RECORD LIST:
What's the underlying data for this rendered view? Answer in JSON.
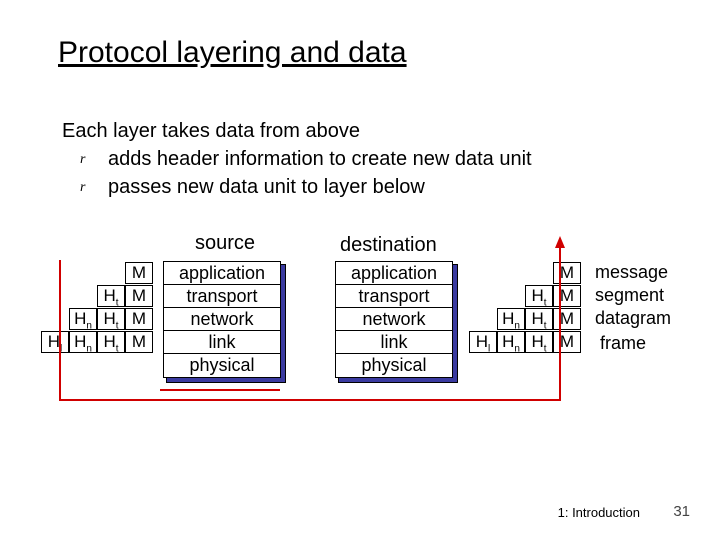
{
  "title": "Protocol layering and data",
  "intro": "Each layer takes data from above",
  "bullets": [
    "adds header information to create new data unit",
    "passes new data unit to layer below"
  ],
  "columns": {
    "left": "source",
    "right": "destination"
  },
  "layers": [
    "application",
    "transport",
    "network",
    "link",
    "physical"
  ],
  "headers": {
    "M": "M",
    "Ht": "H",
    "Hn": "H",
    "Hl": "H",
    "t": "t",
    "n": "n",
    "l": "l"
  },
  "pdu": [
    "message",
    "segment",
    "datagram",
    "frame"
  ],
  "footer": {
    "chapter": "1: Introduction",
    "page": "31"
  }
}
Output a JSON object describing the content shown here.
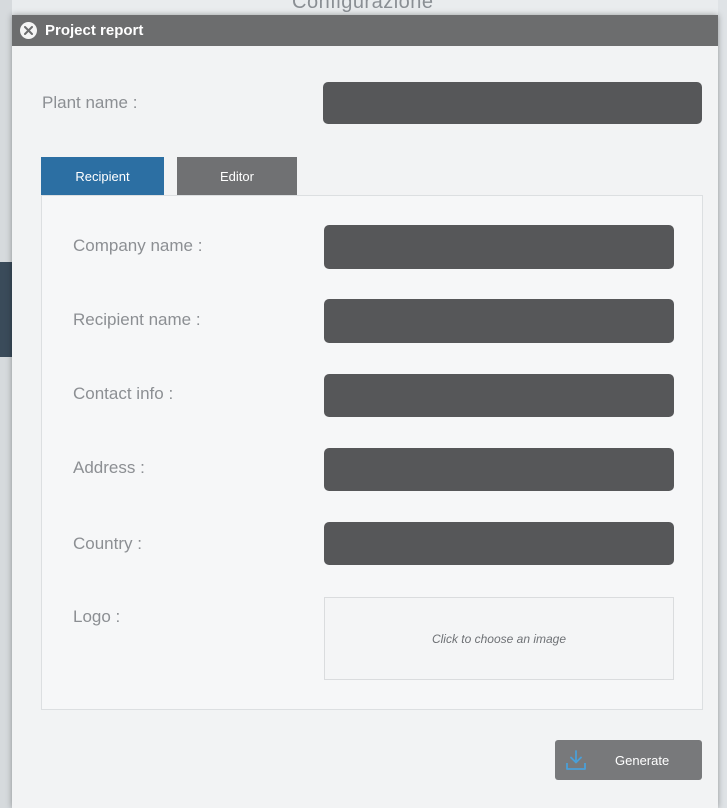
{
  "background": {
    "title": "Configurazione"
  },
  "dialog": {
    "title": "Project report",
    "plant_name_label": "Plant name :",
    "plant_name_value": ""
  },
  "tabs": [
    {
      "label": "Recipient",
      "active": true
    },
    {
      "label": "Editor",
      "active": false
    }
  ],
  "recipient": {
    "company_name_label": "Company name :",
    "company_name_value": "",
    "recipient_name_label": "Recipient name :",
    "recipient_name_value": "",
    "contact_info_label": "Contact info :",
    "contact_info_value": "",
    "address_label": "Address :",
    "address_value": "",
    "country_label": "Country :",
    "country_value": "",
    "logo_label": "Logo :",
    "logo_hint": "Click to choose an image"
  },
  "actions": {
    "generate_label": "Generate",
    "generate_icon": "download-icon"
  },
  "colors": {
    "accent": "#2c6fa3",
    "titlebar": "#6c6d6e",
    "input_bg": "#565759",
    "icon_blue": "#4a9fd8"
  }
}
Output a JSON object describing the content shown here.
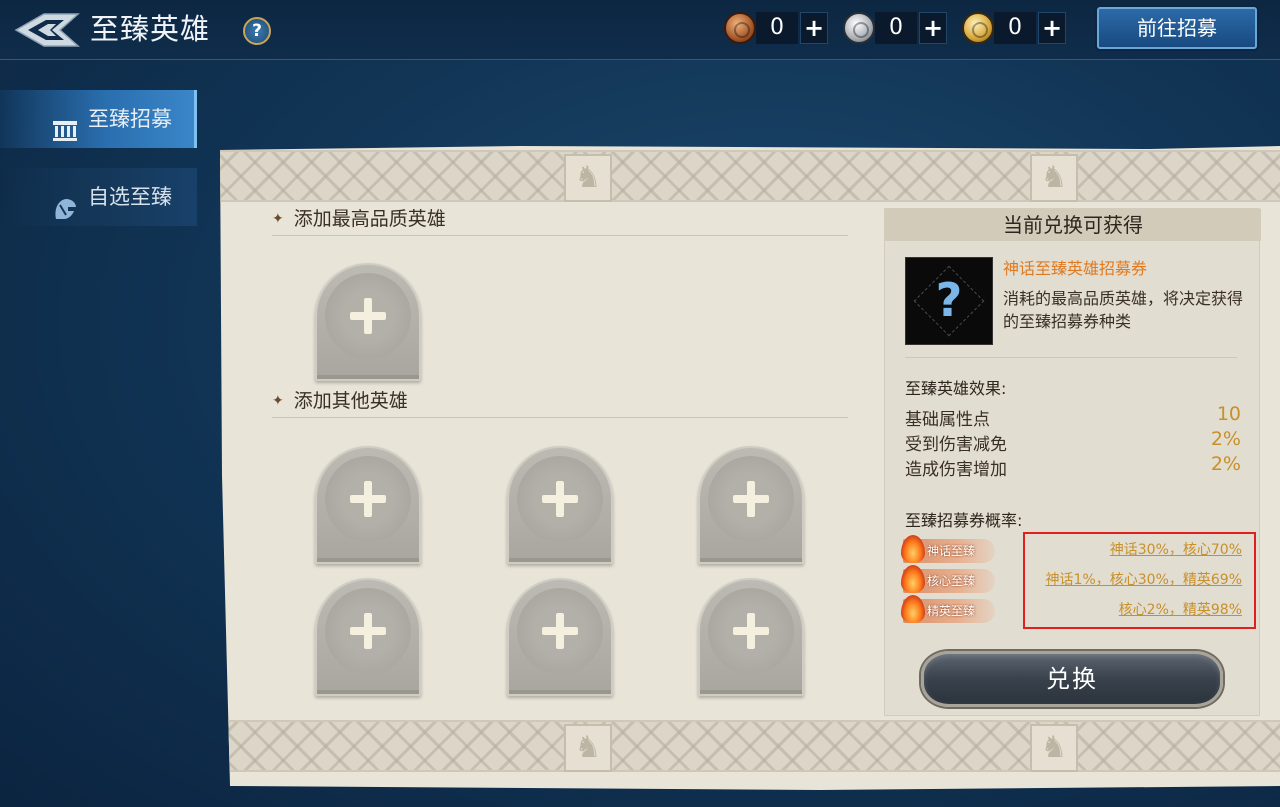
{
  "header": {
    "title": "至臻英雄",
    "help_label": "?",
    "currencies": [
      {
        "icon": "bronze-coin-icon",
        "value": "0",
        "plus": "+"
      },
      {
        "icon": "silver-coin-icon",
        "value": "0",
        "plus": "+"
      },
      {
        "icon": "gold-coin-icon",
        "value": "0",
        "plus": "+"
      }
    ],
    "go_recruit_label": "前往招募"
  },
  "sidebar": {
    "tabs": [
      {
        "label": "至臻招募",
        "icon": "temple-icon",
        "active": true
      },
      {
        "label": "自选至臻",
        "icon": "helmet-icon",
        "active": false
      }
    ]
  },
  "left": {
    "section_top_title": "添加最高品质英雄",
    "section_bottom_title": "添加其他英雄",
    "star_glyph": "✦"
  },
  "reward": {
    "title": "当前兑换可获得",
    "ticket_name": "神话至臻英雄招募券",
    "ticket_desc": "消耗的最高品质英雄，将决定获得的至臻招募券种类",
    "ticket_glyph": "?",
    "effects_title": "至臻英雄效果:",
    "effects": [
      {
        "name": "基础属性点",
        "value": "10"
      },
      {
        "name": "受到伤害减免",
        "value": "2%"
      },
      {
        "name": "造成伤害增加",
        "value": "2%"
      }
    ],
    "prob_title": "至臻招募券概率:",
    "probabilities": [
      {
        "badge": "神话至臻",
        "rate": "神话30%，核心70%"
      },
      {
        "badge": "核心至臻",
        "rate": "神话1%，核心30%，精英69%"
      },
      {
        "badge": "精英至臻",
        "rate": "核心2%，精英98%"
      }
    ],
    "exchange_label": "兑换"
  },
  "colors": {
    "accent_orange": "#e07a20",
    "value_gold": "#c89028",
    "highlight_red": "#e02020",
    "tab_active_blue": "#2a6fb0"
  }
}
--
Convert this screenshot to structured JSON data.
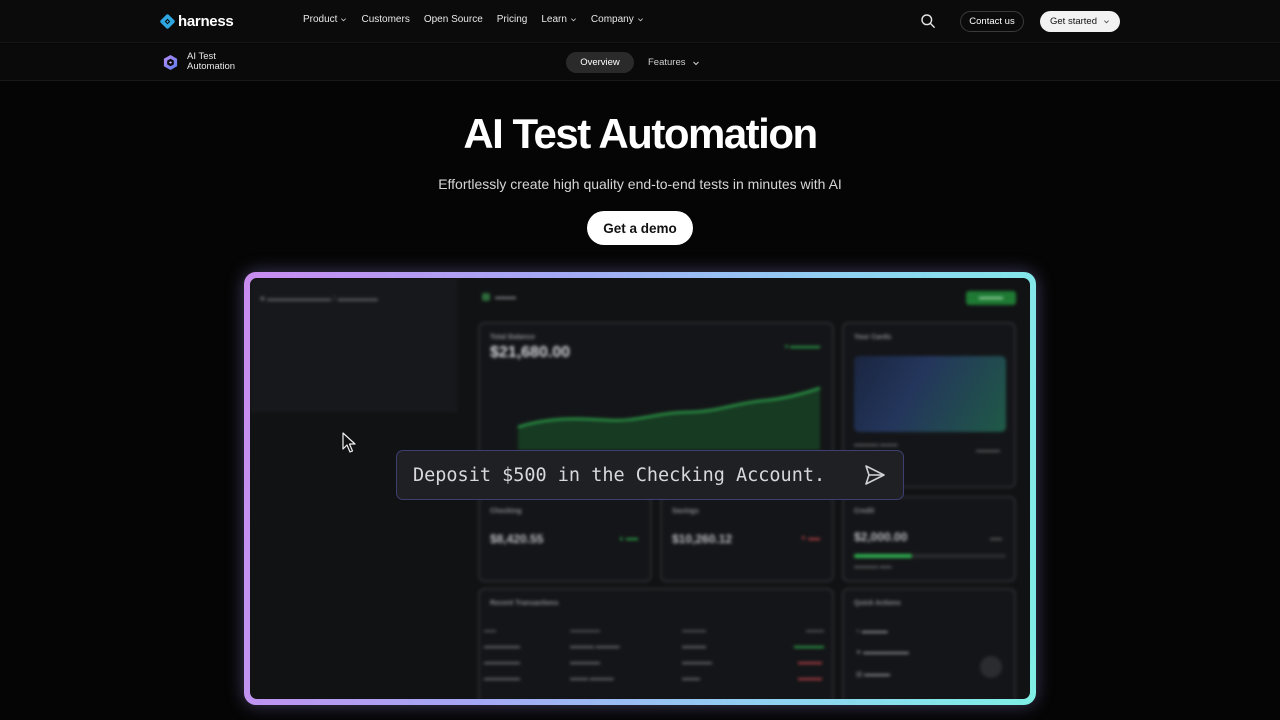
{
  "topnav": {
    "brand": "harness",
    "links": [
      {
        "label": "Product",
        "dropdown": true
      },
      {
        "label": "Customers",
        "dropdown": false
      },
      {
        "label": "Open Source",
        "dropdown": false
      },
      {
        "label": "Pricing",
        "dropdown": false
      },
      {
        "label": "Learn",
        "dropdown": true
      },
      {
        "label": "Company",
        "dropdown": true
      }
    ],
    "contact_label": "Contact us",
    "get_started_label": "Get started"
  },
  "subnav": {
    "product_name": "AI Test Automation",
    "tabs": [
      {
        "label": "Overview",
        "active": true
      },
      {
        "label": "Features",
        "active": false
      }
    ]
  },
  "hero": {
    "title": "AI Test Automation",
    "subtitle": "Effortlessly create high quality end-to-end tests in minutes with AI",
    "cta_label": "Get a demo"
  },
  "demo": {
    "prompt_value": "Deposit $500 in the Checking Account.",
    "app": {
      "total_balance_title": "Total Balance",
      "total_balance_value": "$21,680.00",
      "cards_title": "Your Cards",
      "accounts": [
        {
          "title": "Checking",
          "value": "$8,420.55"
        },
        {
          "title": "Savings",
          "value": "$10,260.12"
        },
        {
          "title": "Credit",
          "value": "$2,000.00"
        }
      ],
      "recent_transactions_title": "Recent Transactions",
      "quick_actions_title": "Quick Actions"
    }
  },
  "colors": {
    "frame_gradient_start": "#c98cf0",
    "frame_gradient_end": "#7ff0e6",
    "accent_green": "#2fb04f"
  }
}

EXERCISE BRIEF: List all lines from the entries that include the word "coin".

FULL RESPONSE:
        "icon": "bronze-coin-icon",
        "icon": "silver-coin-icon",
        "icon": "gold-coin-icon",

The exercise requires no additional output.